>> begin Data rows

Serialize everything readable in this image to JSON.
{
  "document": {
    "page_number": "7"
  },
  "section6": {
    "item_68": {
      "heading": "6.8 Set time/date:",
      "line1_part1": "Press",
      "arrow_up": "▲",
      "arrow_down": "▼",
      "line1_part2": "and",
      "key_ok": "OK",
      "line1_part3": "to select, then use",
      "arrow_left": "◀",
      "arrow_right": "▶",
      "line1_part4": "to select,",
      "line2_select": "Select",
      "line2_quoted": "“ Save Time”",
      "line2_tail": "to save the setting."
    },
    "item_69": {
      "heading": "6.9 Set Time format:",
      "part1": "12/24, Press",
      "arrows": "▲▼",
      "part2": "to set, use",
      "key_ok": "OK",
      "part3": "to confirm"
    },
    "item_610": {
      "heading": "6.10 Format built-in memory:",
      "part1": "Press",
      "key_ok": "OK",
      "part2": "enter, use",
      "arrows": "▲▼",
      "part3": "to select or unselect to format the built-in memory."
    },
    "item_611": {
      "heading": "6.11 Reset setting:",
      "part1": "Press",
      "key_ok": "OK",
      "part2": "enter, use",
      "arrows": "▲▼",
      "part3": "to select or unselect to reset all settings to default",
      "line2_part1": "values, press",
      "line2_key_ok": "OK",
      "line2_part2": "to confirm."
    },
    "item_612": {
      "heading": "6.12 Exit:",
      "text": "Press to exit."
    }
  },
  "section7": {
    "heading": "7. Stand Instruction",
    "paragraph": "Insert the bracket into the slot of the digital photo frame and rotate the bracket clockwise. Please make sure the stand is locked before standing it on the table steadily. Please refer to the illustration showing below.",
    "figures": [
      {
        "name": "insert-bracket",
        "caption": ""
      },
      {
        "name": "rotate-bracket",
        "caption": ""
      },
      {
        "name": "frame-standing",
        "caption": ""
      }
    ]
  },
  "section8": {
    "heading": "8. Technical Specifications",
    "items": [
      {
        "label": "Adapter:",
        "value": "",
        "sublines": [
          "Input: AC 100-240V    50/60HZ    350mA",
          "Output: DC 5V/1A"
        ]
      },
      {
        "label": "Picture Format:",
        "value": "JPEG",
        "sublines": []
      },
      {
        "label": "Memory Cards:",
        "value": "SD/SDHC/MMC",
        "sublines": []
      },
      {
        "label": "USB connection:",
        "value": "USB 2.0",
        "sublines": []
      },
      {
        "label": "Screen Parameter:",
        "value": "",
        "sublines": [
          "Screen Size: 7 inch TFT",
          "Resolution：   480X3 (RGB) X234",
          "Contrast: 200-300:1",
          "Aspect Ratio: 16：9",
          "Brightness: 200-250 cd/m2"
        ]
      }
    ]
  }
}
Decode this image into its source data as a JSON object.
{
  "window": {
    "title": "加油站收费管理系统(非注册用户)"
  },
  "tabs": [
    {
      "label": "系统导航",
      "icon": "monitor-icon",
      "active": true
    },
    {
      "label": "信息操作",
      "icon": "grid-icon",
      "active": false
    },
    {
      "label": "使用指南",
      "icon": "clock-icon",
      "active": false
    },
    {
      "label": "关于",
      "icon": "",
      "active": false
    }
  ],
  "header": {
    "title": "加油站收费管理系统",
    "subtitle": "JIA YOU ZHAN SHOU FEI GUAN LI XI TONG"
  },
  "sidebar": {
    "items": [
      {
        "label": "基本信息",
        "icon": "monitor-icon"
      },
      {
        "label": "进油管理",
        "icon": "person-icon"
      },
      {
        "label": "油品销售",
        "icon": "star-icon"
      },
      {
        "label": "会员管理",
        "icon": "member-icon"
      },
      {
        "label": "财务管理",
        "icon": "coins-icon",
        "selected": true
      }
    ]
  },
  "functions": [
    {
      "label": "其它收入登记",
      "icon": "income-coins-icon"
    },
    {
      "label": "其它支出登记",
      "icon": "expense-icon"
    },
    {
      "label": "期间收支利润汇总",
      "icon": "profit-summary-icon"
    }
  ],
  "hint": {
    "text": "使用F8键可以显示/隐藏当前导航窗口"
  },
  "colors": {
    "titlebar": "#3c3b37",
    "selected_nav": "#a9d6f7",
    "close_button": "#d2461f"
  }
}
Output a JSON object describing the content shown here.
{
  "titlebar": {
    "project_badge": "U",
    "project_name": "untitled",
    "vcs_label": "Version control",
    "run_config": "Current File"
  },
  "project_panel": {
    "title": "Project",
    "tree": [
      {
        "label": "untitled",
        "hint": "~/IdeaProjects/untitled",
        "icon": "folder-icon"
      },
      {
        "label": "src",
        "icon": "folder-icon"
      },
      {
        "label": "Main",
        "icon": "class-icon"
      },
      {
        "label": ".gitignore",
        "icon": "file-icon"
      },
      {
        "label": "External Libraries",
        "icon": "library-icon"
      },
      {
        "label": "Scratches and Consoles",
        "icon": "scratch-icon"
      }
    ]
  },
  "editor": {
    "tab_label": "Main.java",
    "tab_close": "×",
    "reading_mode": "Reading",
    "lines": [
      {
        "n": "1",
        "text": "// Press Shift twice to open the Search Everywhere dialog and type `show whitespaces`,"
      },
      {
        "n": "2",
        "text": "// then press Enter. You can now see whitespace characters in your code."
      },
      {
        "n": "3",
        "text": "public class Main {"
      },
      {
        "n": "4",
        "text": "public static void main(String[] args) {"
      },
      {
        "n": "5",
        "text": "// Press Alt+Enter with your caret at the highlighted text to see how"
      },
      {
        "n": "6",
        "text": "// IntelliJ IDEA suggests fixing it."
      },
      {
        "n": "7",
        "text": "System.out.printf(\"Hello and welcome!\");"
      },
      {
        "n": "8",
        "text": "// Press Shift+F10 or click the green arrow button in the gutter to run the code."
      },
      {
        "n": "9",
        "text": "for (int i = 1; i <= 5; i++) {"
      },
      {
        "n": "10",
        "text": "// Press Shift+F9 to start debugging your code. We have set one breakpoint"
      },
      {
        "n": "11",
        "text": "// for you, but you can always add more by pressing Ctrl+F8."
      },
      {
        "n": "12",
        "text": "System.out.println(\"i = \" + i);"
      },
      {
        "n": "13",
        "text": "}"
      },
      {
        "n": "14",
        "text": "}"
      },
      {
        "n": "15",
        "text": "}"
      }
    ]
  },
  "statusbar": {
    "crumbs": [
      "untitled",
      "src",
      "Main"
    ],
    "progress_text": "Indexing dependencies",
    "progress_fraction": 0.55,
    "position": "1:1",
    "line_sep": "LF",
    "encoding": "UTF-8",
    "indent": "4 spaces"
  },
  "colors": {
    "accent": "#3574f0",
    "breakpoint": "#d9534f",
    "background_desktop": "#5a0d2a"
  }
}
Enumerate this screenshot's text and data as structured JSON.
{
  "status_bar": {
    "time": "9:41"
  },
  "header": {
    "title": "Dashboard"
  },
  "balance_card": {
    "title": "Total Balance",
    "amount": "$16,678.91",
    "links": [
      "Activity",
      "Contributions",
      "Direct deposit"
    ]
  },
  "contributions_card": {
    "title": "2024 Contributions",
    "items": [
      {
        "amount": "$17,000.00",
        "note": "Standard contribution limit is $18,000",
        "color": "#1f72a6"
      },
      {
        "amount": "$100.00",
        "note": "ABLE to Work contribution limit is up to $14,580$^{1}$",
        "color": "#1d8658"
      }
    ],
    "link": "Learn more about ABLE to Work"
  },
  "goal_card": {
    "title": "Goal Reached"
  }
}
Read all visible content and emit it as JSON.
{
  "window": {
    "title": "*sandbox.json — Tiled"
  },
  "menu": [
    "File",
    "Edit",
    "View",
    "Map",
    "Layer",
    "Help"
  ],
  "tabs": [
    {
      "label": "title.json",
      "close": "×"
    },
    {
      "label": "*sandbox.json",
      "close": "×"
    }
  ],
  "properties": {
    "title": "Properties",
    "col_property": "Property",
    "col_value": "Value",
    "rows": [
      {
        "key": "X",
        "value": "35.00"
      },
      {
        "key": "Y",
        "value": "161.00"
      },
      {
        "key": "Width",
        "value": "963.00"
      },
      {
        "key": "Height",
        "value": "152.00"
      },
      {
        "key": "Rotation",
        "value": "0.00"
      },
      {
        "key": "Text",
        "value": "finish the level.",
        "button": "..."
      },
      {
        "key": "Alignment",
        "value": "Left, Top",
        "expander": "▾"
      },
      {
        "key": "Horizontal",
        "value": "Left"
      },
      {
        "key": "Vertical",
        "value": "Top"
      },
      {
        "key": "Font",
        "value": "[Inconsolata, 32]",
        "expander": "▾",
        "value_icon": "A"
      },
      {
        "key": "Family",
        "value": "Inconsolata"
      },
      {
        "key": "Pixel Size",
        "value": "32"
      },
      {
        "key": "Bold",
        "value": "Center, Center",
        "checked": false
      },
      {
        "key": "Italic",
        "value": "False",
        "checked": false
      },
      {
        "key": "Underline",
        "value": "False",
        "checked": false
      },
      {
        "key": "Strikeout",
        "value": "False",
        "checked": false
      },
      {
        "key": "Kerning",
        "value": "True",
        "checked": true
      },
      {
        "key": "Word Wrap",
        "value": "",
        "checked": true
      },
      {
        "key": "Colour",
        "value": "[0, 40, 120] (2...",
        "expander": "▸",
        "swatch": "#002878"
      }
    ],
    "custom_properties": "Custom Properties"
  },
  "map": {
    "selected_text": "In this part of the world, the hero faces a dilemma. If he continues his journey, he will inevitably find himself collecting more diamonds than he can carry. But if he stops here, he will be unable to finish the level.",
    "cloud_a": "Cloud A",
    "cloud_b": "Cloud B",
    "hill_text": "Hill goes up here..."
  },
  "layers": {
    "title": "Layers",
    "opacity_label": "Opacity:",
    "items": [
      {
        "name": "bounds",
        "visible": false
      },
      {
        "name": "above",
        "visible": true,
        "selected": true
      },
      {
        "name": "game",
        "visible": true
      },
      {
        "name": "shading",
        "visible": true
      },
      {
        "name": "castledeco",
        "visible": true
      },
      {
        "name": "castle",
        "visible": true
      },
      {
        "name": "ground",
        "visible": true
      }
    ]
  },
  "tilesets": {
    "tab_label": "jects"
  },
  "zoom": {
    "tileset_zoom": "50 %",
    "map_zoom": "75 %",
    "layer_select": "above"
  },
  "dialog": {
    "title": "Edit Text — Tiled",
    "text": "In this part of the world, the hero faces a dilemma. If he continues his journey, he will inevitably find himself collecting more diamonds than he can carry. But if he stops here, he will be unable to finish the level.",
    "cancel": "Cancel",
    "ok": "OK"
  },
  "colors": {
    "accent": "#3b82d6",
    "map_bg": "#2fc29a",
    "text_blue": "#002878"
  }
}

>> end Data rows

* Directions: In the records above, find each line with the word "rotate" and copy it.

* Response below:
    "paragraph": "Insert the bracket into the slot of the digital photo frame and rotate the bracket clockwise. Please make sure the stand is locked before standing it on the table steadily. Please refer to the illustration showing below.",
        "name": "rotate-bracket",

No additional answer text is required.